Set task ->
Go through the records and give each one again exactly.

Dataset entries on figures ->
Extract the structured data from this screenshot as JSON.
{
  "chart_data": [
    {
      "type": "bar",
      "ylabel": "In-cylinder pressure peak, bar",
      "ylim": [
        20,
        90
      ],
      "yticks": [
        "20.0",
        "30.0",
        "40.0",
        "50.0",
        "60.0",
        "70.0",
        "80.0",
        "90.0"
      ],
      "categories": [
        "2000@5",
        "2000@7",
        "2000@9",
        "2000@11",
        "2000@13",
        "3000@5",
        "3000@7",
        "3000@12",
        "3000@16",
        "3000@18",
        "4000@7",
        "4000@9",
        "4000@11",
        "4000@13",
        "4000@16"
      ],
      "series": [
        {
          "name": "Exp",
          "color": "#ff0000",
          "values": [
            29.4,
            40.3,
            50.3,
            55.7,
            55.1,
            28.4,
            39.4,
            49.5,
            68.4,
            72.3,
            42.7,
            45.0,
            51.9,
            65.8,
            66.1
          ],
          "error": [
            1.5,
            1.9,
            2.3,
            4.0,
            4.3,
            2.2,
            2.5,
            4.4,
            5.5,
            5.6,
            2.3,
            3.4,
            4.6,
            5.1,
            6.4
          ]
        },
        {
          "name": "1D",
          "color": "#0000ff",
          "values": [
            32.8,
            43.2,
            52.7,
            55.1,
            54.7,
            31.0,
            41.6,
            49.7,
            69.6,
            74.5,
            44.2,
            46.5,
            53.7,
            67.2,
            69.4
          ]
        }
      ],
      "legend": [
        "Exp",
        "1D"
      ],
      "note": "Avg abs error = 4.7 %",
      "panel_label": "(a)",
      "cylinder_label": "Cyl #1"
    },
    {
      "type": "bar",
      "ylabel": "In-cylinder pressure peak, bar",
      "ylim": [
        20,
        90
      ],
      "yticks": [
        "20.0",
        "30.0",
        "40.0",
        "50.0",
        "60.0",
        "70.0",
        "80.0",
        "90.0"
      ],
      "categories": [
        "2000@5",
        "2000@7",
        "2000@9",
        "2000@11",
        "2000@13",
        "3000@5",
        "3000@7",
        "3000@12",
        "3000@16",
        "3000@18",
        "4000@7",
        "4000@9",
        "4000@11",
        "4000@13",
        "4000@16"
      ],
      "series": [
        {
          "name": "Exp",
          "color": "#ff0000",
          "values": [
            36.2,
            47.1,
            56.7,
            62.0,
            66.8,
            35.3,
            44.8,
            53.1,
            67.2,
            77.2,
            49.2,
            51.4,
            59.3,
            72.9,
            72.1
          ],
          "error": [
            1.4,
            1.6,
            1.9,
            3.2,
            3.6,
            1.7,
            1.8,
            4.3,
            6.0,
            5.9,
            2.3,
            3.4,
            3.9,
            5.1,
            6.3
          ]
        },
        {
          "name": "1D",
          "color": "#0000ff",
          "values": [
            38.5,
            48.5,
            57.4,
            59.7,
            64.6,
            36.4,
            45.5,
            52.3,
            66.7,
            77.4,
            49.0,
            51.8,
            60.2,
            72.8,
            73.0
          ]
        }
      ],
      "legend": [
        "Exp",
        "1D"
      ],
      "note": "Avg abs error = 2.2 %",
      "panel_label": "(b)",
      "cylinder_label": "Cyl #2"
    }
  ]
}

Answer to the task ->
Extract the structured data from this screenshot as JSON.
{
  "chart_data": [
    {
      "type": "bar",
      "ylabel": "In-cylinder pressure peak, bar",
      "ylim": [
        20,
        90
      ],
      "yticks": [
        "20.0",
        "30.0",
        "40.0",
        "50.0",
        "60.0",
        "70.0",
        "80.0",
        "90.0"
      ],
      "categories": [
        "2000@5",
        "2000@7",
        "2000@9",
        "2000@11",
        "2000@13",
        "3000@5",
        "3000@7",
        "3000@12",
        "3000@16",
        "3000@18",
        "4000@7",
        "4000@9",
        "4000@11",
        "4000@13",
        "4000@16"
      ],
      "series": [
        {
          "name": "Exp",
          "color": "#ff0000",
          "values": [
            29.4,
            40.3,
            50.3,
            55.7,
            55.1,
            28.4,
            39.4,
            49.5,
            68.4,
            72.3,
            42.7,
            45.0,
            51.9,
            65.8,
            66.1
          ],
          "error": [
            1.5,
            1.9,
            2.3,
            4.0,
            4.3,
            2.2,
            2.5,
            4.4,
            5.5,
            5.6,
            2.3,
            3.4,
            4.6,
            5.1,
            6.4
          ]
        },
        {
          "name": "1D",
          "color": "#0000ff",
          "values": [
            32.8,
            43.2,
            52.7,
            55.1,
            54.7,
            31.0,
            41.6,
            49.7,
            69.6,
            74.5,
            44.2,
            46.5,
            53.7,
            67.2,
            69.4
          ]
        }
      ],
      "legend": [
        "Exp",
        "1D"
      ],
      "note": "Avg abs error = 4.7 %",
      "panel_label": "(a)",
      "cylinder_label": "Cyl #1"
    },
    {
      "type": "bar",
      "ylabel": "In-cylinder pressure peak, bar",
      "ylim": [
        20,
        90
      ],
      "yticks": [
        "20.0",
        "30.0",
        "40.0",
        "50.0",
        "60.0",
        "70.0",
        "80.0",
        "90.0"
      ],
      "categories": [
        "2000@5",
        "2000@7",
        "2000@9",
        "2000@11",
        "2000@13",
        "3000@5",
        "3000@7",
        "3000@12",
        "3000@16",
        "3000@18",
        "4000@7",
        "4000@9",
        "4000@11",
        "4000@13",
        "4000@16"
      ],
      "series": [
        {
          "name": "Exp",
          "color": "#ff0000",
          "values": [
            36.2,
            47.1,
            56.7,
            62.0,
            66.8,
            35.3,
            44.8,
            53.1,
            67.2,
            77.2,
            49.2,
            51.4,
            59.3,
            72.9,
            72.1
          ],
          "error": [
            1.4,
            1.6,
            1.9,
            3.2,
            3.6,
            1.7,
            1.8,
            4.3,
            6.0,
            5.9,
            2.3,
            3.4,
            3.9,
            5.1,
            6.3
          ]
        },
        {
          "name": "1D",
          "color": "#0000ff",
          "values": [
            38.5,
            48.5,
            57.4,
            59.7,
            64.6,
            36.4,
            45.5,
            52.3,
            66.7,
            77.4,
            49.0,
            51.8,
            60.2,
            72.8,
            73.0
          ]
        }
      ],
      "legend": [
        "Exp",
        "1D"
      ],
      "note": "Avg abs error = 2.2 %",
      "panel_label": "(b)",
      "cylinder_label": "Cyl #2"
    }
  ]
}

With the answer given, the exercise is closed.